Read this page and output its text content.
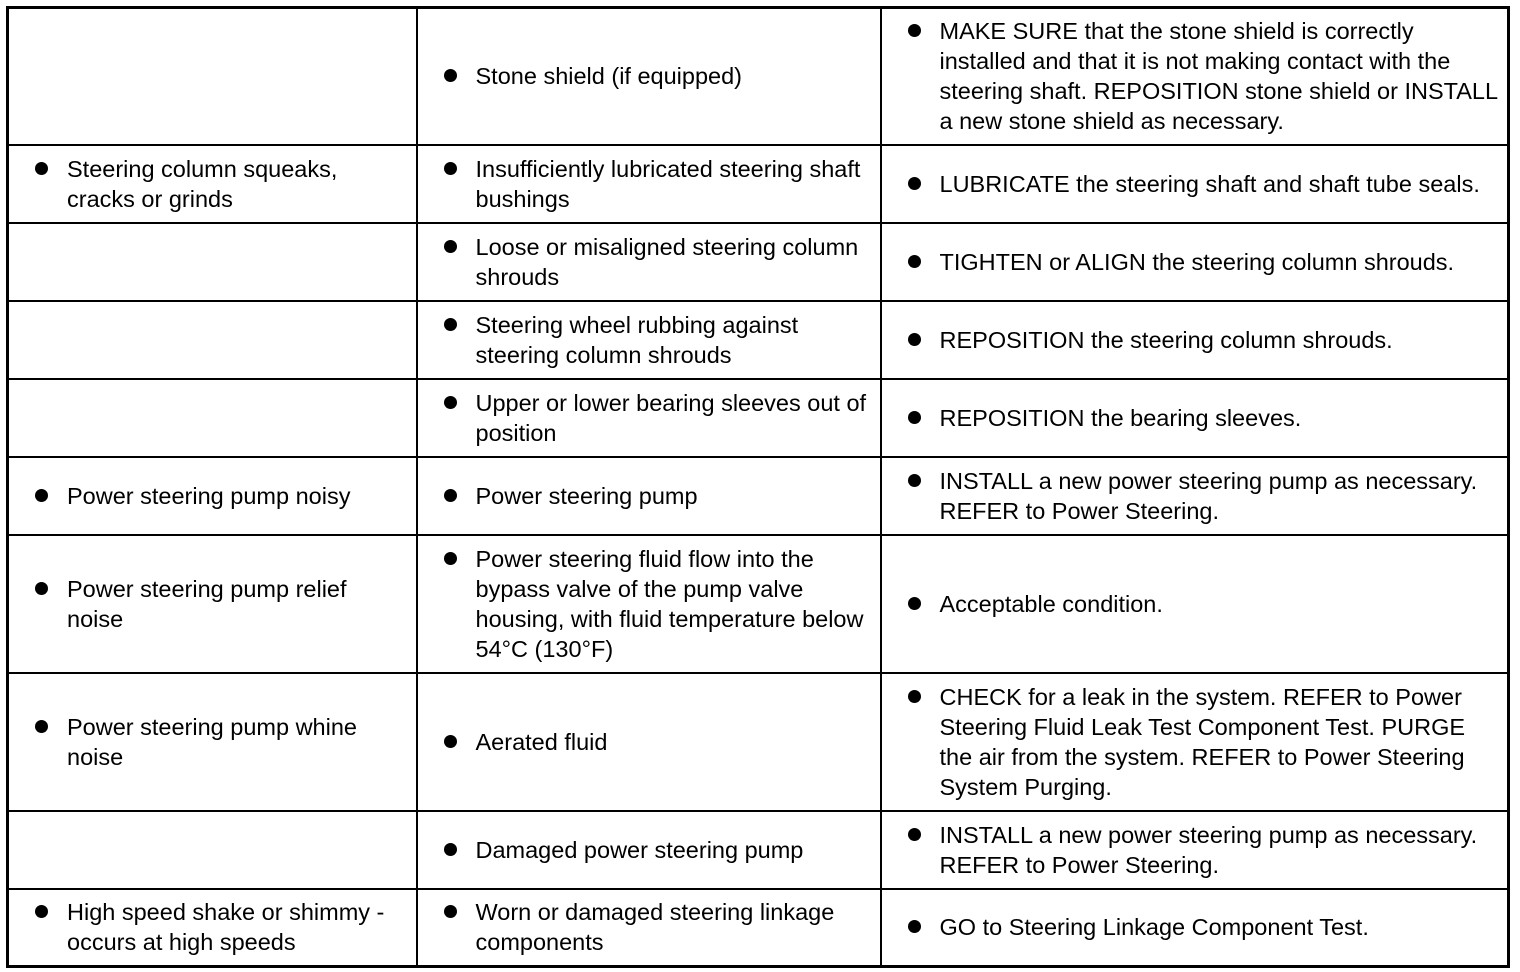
	Stone shield (if equipped)	MAKE SURE that the stone shield is correctly installed and that it is not making contact with the steering shaft. REPOSITION stone shield or INSTALL a new stone shield as necessary.

Steering column squeaks, cracks or grinds	Insufficiently lubricated steering shaft bushings	LUBRICATE the steering shaft and shaft tube seals.

	Loose or misaligned steering column shrouds	TIGHTEN or ALIGN the steering column shrouds.

	Steering wheel rubbing against steering column shrouds	REPOSITION the steering column shrouds.

	Upper or lower bearing sleeves out of position	REPOSITION the bearing sleeves.

Power steering pump noisy	Power steering pump	INSTALL a new power steering pump as necessary. REFER to Power Steering.

Power steering pump relief noise	Power steering fluid flow into the bypass valve of the pump valve housing, with fluid temperature below 54°C (130°F)	Acceptable condition.

Power steering pump whine noise	Aerated fluid	CHECK for a leak in the system. REFER to Power Steering Fluid Leak Test Component Test. PURGE the air from the system. REFER to Power Steering System Purging.

	Damaged power steering pump	INSTALL a new power steering pump as necessary. REFER to Power Steering.

High speed shake or shimmy - occurs at high speeds	Worn or damaged steering linkage components	GO to Steering Linkage Component Test.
══════
> **Task statement**:
Quote every line of the records above exactly; no picture is to be copied.

> **Exercise output**:
Read this page and output its text content.
	Stone shield (if equipped)	MAKE SURE that the stone shield is correctly installed and that it is not making contact with the steering shaft. REPOSITION stone shield or INSTALL a new stone shield as necessary.

Steering column squeaks, cracks or grinds	Insufficiently lubricated steering shaft bushings	LUBRICATE the steering shaft and shaft tube seals.

	Loose or misaligned steering column shrouds	TIGHTEN or ALIGN the steering column shrouds.

	Steering wheel rubbing against steering column shrouds	REPOSITION the steering column shrouds.

	Upper or lower bearing sleeves out of position	REPOSITION the bearing sleeves.

Power steering pump noisy	Power steering pump	INSTALL a new power steering pump as necessary. REFER to Power Steering.

Power steering pump relief noise	Power steering fluid flow into the bypass valve of the pump valve housing, with fluid temperature below 54°C (130°F)	Acceptable condition.

Power steering pump whine noise	Aerated fluid	CHECK for a leak in the system. REFER to Power Steering Fluid Leak Test Component Test. PURGE the air from the system. REFER to Power Steering System Purging.

	Damaged power steering pump	INSTALL a new power steering pump as necessary. REFER to Power Steering.

High speed shake or shimmy - occurs at high speeds	Worn or damaged steering linkage components	GO to Steering Linkage Component Test.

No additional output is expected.